Dataset rows
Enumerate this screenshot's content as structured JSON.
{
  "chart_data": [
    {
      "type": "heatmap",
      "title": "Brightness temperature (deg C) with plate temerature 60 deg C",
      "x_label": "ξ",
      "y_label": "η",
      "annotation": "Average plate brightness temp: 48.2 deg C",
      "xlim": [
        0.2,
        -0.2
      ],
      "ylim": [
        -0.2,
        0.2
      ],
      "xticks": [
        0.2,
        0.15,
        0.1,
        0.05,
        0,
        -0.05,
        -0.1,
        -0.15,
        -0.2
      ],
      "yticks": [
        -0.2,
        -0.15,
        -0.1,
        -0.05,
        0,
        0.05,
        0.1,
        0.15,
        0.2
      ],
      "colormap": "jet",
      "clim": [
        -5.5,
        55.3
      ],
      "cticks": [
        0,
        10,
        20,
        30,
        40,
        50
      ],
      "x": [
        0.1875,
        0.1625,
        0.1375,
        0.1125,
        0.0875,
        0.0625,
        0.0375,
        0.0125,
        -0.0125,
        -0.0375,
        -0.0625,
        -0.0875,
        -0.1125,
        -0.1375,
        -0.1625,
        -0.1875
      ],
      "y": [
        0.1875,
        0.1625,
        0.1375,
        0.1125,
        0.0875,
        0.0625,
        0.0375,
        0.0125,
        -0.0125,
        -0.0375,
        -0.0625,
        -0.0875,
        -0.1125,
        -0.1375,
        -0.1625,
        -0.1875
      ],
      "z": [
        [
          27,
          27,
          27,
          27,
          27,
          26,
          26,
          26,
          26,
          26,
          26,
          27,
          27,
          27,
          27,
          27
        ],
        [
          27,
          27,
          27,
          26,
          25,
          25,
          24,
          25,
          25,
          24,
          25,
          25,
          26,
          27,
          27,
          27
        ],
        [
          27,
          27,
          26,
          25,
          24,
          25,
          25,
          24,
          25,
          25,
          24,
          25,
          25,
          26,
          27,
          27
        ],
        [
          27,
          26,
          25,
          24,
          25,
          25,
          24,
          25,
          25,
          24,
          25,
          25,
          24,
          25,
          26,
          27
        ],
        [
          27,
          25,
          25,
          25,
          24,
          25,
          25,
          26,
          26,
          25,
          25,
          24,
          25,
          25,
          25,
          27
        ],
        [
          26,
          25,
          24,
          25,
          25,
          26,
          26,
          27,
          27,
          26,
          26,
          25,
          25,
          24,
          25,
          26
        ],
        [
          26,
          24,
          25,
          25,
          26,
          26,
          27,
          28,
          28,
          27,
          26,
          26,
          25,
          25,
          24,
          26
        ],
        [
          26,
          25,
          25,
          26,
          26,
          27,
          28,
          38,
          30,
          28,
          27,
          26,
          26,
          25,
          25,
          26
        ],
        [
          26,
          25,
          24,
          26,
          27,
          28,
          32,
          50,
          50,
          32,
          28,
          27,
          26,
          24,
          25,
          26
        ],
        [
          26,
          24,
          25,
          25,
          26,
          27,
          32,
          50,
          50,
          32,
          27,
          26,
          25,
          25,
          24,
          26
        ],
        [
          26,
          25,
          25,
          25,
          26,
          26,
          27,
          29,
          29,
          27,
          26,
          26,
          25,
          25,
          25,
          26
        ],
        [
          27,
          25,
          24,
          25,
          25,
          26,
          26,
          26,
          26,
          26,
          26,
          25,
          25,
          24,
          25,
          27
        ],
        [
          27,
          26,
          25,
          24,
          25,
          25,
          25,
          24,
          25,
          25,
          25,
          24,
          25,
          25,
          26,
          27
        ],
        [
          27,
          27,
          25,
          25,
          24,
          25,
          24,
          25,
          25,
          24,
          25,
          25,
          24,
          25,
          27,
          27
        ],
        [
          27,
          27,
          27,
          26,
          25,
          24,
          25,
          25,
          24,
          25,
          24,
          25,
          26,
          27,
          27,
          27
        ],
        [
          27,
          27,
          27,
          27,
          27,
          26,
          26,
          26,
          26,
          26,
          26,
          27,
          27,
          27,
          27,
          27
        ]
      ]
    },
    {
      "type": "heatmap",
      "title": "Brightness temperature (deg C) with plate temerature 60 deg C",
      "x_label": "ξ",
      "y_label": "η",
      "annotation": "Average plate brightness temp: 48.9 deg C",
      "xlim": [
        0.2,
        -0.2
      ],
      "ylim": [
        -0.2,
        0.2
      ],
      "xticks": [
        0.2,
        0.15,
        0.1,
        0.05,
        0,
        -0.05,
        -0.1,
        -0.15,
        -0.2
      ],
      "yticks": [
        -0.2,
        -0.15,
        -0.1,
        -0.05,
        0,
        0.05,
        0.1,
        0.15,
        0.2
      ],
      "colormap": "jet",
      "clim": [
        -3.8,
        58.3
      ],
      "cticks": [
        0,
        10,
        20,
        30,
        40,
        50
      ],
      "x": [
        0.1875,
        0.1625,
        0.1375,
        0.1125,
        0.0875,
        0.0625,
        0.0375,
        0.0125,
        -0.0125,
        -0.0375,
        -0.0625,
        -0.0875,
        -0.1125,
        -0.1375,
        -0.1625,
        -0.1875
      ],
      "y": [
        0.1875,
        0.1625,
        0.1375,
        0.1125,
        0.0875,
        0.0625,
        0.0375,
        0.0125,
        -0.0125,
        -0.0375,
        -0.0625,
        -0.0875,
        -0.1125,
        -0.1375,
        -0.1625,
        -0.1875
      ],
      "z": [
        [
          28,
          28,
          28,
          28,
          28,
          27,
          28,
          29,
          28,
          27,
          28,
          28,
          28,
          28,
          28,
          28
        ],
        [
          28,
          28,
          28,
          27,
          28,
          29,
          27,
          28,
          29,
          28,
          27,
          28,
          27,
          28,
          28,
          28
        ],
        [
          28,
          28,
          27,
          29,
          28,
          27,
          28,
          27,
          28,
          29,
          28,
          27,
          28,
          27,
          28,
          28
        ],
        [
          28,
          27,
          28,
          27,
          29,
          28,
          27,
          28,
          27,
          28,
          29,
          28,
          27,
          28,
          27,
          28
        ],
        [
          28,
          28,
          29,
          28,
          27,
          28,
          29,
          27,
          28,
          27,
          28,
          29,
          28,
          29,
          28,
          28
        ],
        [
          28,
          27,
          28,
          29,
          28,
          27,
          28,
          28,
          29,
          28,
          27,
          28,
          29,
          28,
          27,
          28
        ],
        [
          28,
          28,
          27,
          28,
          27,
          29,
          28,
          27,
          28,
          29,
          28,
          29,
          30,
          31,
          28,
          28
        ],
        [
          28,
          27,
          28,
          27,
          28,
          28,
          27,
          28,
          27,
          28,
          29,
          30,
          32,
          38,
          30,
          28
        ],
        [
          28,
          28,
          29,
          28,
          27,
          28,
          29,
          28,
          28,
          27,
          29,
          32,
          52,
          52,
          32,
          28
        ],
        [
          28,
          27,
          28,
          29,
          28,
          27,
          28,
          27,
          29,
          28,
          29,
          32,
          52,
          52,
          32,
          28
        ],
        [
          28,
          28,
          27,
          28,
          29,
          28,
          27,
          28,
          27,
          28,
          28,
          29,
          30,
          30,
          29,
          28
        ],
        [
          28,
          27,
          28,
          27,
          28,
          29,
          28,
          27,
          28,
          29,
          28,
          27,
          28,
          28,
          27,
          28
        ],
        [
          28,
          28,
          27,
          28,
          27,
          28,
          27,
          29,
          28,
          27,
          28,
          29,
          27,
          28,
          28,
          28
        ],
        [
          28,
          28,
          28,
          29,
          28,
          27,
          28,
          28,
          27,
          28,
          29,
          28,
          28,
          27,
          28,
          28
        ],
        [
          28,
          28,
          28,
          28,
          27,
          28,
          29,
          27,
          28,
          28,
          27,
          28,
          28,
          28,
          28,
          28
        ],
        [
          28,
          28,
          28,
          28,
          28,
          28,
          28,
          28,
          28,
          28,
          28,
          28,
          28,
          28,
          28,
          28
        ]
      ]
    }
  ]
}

Request> Go over the records above and tally each line that includes "Average". Give the total by itself.

Solved exercise> 2